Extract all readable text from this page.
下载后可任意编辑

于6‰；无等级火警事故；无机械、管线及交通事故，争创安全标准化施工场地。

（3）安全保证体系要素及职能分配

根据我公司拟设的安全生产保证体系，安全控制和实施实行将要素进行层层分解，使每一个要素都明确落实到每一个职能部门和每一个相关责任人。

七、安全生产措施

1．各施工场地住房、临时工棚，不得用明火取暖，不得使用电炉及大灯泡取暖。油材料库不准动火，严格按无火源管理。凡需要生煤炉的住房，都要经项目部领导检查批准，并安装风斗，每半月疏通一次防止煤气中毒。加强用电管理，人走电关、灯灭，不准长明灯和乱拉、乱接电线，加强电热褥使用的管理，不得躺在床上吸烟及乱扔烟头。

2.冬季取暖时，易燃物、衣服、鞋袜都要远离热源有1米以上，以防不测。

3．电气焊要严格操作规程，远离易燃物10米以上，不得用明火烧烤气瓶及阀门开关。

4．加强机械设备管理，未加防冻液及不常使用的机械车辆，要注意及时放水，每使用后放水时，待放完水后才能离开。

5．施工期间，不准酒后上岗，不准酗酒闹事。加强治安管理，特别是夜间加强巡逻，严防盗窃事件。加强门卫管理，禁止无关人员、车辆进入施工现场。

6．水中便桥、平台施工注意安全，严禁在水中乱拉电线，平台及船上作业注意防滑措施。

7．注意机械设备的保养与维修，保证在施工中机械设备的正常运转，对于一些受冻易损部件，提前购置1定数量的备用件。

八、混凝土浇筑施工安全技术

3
------------------------------------------------------------------------
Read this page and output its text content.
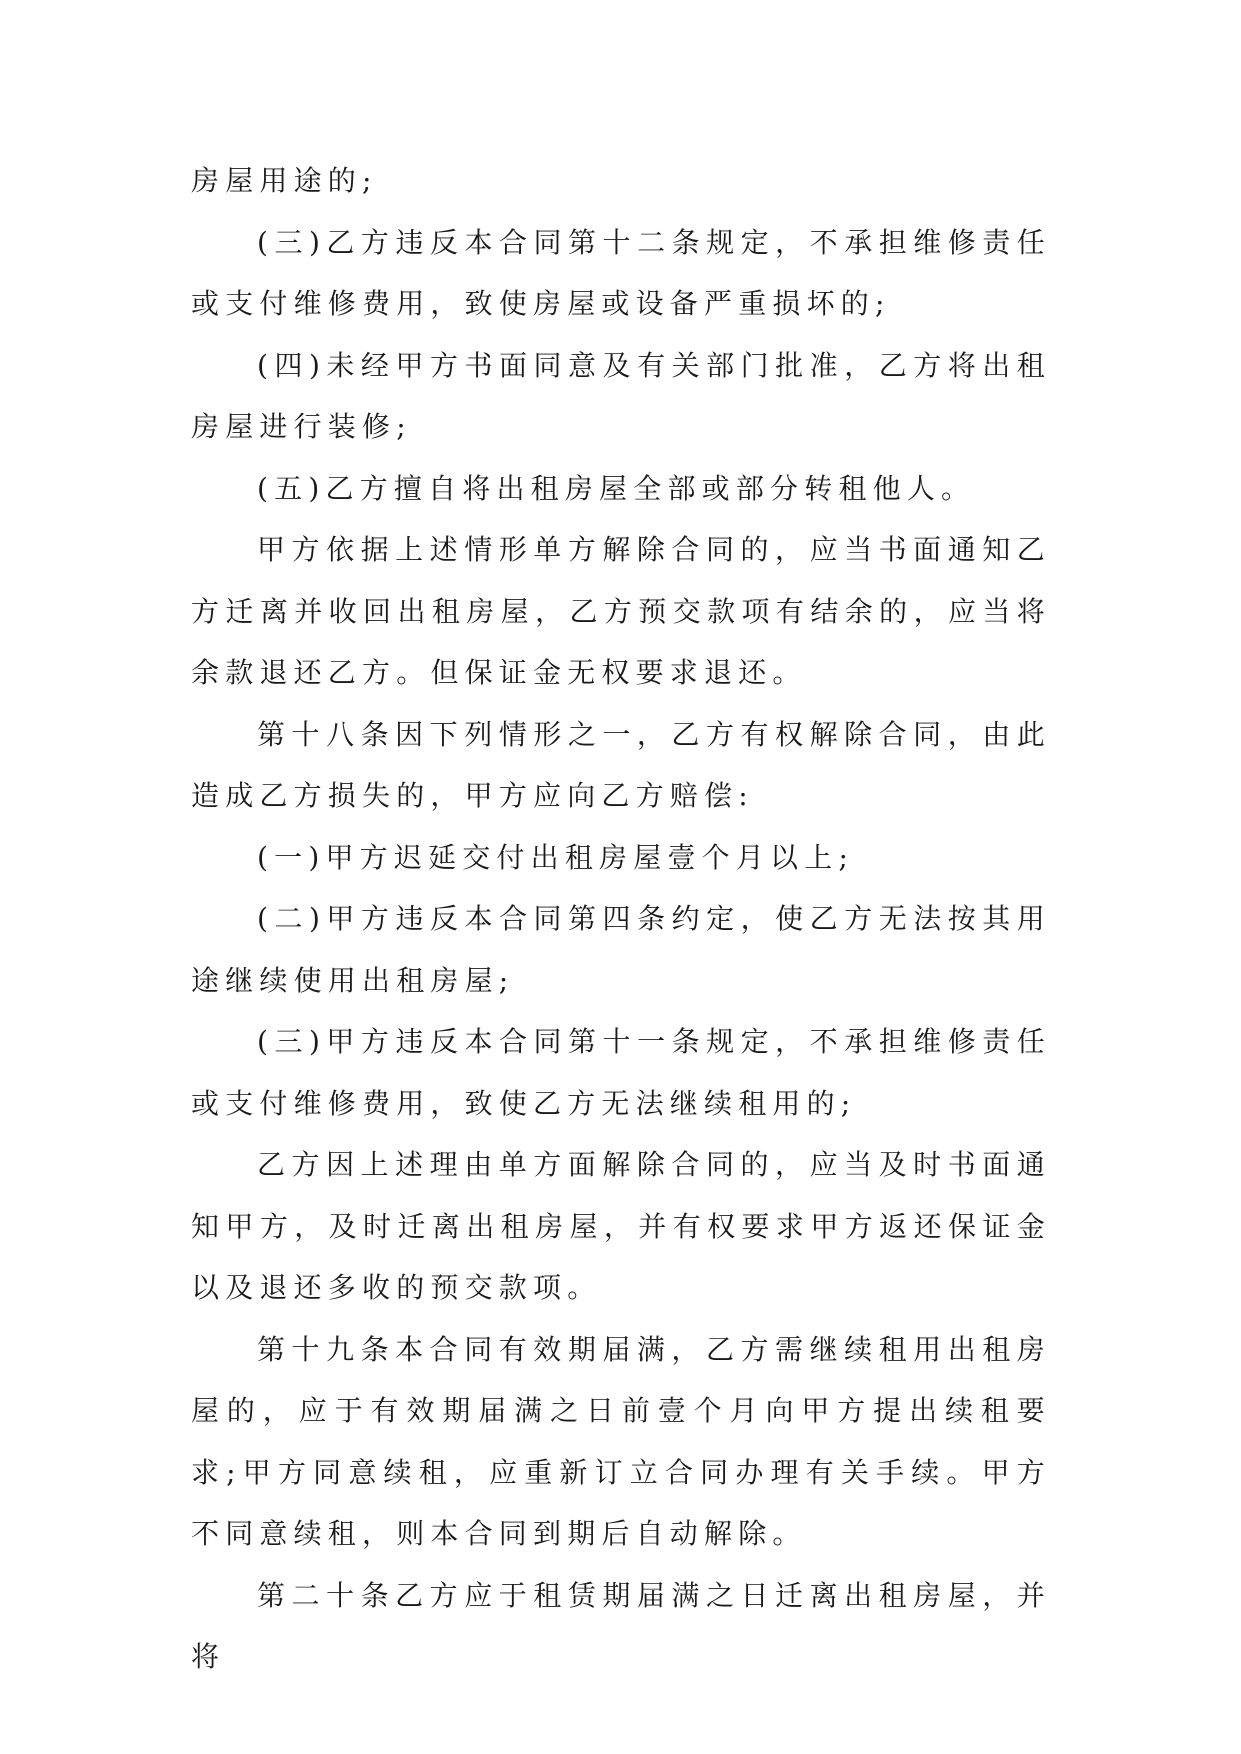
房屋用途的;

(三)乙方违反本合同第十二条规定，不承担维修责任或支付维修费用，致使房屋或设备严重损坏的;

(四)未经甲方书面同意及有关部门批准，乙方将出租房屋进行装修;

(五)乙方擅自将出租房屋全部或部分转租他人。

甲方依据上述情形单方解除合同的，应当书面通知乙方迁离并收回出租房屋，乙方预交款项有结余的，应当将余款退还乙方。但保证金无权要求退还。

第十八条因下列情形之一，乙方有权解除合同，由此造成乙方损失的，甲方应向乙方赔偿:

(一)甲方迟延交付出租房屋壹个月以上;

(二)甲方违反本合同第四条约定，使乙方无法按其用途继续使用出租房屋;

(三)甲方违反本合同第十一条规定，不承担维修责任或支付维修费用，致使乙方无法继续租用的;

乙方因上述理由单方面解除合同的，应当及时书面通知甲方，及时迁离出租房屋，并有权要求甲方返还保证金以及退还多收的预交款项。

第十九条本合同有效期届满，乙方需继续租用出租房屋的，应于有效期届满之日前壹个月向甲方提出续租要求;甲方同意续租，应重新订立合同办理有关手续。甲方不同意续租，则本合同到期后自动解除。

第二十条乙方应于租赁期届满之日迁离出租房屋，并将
------------------------------------------------------------------------
Instruction ::
Pull out and copy each line containing the string "text".

Expected answer ::
Extract all readable text from this page.
Read this page and output its text content.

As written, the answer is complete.